- THE TASK
Give the count of lines in the data that include the string "kunststof", with no added remarks.

Entries from a page text dataset
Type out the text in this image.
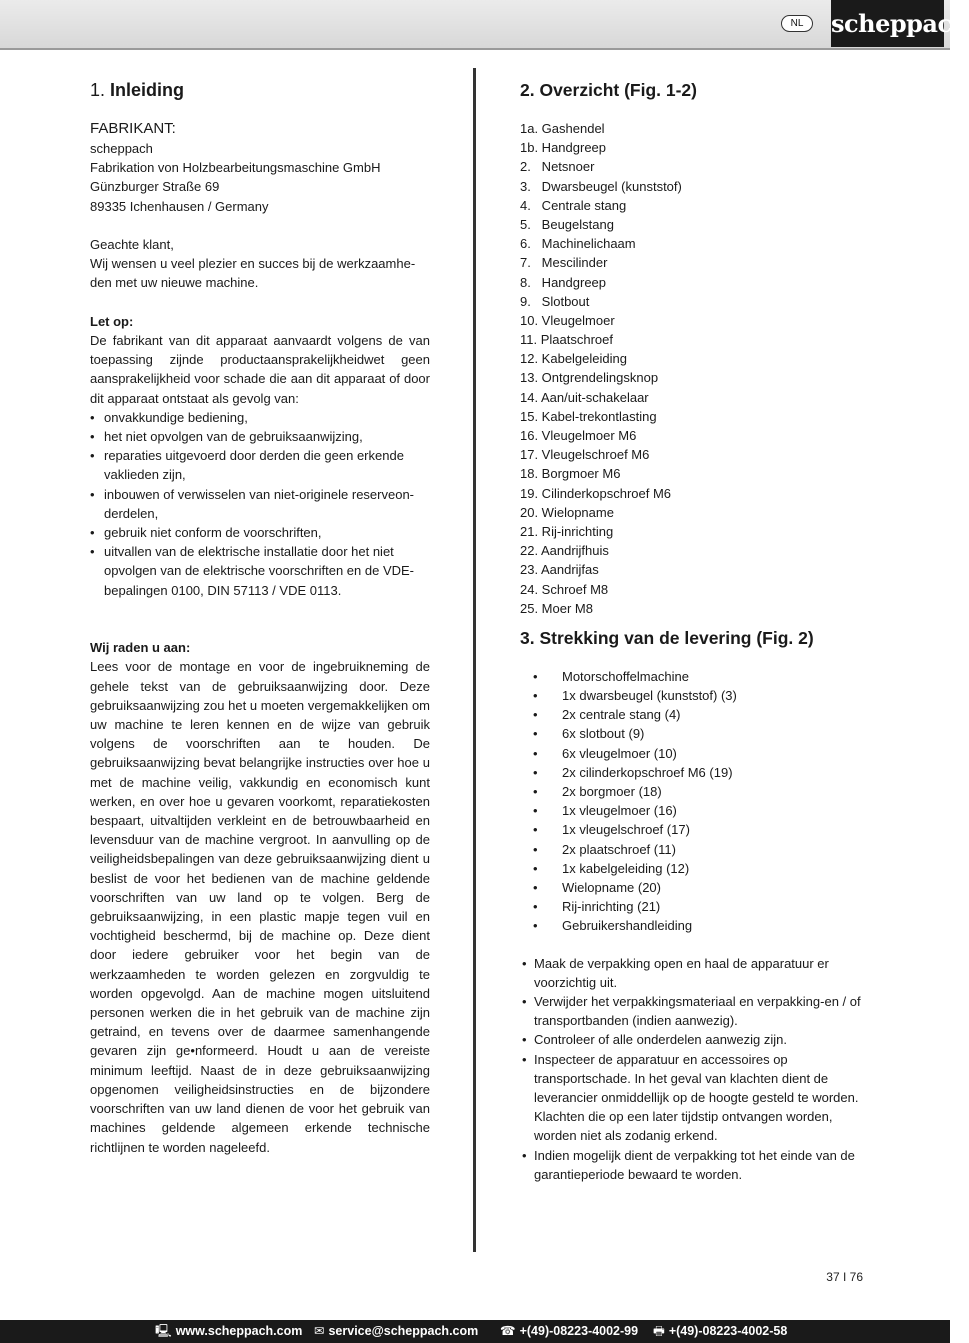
NL	scheppach
1. Inleiding
FABRIKANT:
scheppach
Fabrikation von Holzbearbeitungsmaschine GmbH
Günzburger Straße 69
89335 Ichenhausen / Germany
Geachte klant,
Wij wensen u veel plezier en succes bij de werkzaamhe-
den met uw nieuwe machine.
Let op:

De fabrikant van dit apparaat aanvaardt volgens de van toepassing zijnde productaansprakelijkheidwet geen aansprakelijkheid voor schade die aan dit apparaat of door dit apparaat ontstaat als gevolg van:

• onvakkundige bediening,
• het niet opvolgen van de gebruiksaanwijzing,
• reparaties uitgevoerd door derden die geen erkende vaklieden zijn,
• inbouwen of verwisselen van niet-originele reserveon-derdelen,
• gebruik niet conform de voorschriften,
• uitvallen van de elektrische installatie door het niet opvolgen van de elektrische voorschriften en de VDE-bepalingen 0100, DIN 57113 / VDE 0113.
Wij raden u aan:

Lees voor de montage en voor de ingebruikneming de gehele tekst van de gebruiksaanwijzing door. Deze gebruiksaanwijzing zou het u moeten vergemakkelijken om uw machine te leren kennen en de wijze van gebruik volgens de voorschriften aan te houden. De gebruiksaanwijzing bevat belangrijke instructies over hoe u met de machine veilig, vakkundig en economisch kunt werken, en over hoe u gevaren voorkomt, reparatiekosten bespaart, uitvaltijden verkleint en de betrouwbaarheid en levensduur van de machine vergroot. In aanvulling op de veiligheidsbepalingen van deze gebruiksaanwijzing dient u beslist de voor het bedienen van de machine geldende voorschriften van uw land op te volgen. Berg de gebruiksaanwijzing, in een plastic mapje tegen vuil en vochtigheid beschermd, bij de machine op. Deze dient door iedere gebruiker voor het begin van de werkzaamheden te worden gelezen en zorgvuldig te worden opgevolgd. Aan de machine mogen uitsluitend personen werken die in het gebruik van de machine zijn getraind, en tevens over de daarmee samenhangende gevaren zijn ge•nformeerd. Houdt u aan de vereiste minimum leeftijd. Naast de in deze gebruiksaanwijzing opgenomen veiligheidsinstructies en de bijzondere voorschriften van uw land dienen de voor het gebruik van machines geldende algemeen erkende technische richtlijnen te worden nageleefd.

2. Overzicht (Fig. 1-2)
1a. Gashendel
1b. Handgreep
2.   Netsnoer
3.   Dwarsbeugel (kunststof)
4.   Centrale stang
5.   Beugelstang
6.   Machinelichaam
7.   Mescilinder
8.   Handgreep
9.   Slotbout
10. Vleugelmoer
11. Plaatschroef
12. Kabelgeleiding
13. Ontgrendelingsknop
14. Aan/uit-schakelaar
15. Kabel-trekontlasting
16. Vleugelmoer M6
17. Vleugelschroef M6
18. Borgmoer M6
19. Cilinderkopschroef M6
20. Wielopname
21. Rij-inrichting
22. Aandrijfhuis
23. Aandrijfas
24. Schroef M8
25. Moer M8
3. Strekking van de levering (Fig. 2)
• Motorschoffelmachine
• 1x dwarsbeugel (kunststof) (3)
• 2x centrale stang (4)
• 6x slotbout (9)
• 6x vleugelmoer (10)
• 2x cilinderkopschroef M6 (19)
• 2x borgmoer (18)
• 1x vleugelmoer (16)
• 1x vleugelschroef (17)
• 2x plaatschroef (11)
• 1x kabelgeleiding (12)
• Wielopname (20)
• Rij-inrichting (21)
• Gebruikershandleiding
• Maak de verpakking open en haal de apparatuur er voorzichtig uit.
• Verwijder het verpakkingsmateriaal en verpakking-en / of transportbanden (indien aanwezig).
• Controleer of alle onderdelen aanwezig zijn.
• Inspecteer de apparatuur en accessoires op transportschade. In het geval van klachten dient de leverancier onmiddellijk op de hoogte gesteld te worden. Klachten die op een later tijdstip ontvangen worden, worden niet als zodanig erkend.
• Indien mogelijk dient de verpakking tot het einde van de garantieperiode bewaard te worden.
37 I 76
🖳 www.scheppach.com ✉ service@scheppach.com ☎ +(49)-08223-4002-99 🖶 +(49)-08223-4002-58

- EXERCISE RESPONSE
2